— start of Extracted information —

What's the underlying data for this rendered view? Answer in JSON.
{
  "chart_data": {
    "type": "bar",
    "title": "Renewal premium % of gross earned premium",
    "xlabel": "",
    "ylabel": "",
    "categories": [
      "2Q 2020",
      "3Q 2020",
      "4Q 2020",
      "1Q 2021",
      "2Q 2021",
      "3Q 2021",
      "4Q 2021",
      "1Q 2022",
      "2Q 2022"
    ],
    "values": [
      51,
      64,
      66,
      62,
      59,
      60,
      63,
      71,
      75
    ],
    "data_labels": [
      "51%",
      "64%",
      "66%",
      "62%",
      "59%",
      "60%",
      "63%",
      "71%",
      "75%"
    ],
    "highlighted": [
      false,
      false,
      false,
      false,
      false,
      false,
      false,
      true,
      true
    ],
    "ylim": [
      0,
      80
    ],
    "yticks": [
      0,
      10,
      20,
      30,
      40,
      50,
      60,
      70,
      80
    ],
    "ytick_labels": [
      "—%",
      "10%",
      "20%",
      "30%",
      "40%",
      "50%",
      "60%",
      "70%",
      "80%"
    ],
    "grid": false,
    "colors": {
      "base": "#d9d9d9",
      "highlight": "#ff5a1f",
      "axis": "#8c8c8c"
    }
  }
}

— end of Extracted information —

Using the listing above, reproduce each line without omission.

What's the underlying data for this rendered view? Answer in JSON.
{
  "chart_data": {
    "type": "bar",
    "title": "Renewal premium % of gross earned premium",
    "xlabel": "",
    "ylabel": "",
    "categories": [
      "2Q 2020",
      "3Q 2020",
      "4Q 2020",
      "1Q 2021",
      "2Q 2021",
      "3Q 2021",
      "4Q 2021",
      "1Q 2022",
      "2Q 2022"
    ],
    "values": [
      51,
      64,
      66,
      62,
      59,
      60,
      63,
      71,
      75
    ],
    "data_labels": [
      "51%",
      "64%",
      "66%",
      "62%",
      "59%",
      "60%",
      "63%",
      "71%",
      "75%"
    ],
    "highlighted": [
      false,
      false,
      false,
      false,
      false,
      false,
      false,
      true,
      true
    ],
    "ylim": [
      0,
      80
    ],
    "yticks": [
      0,
      10,
      20,
      30,
      40,
      50,
      60,
      70,
      80
    ],
    "ytick_labels": [
      "—%",
      "10%",
      "20%",
      "30%",
      "40%",
      "50%",
      "60%",
      "70%",
      "80%"
    ],
    "grid": false,
    "colors": {
      "base": "#d9d9d9",
      "highlight": "#ff5a1f",
      "axis": "#8c8c8c"
    }
  }
}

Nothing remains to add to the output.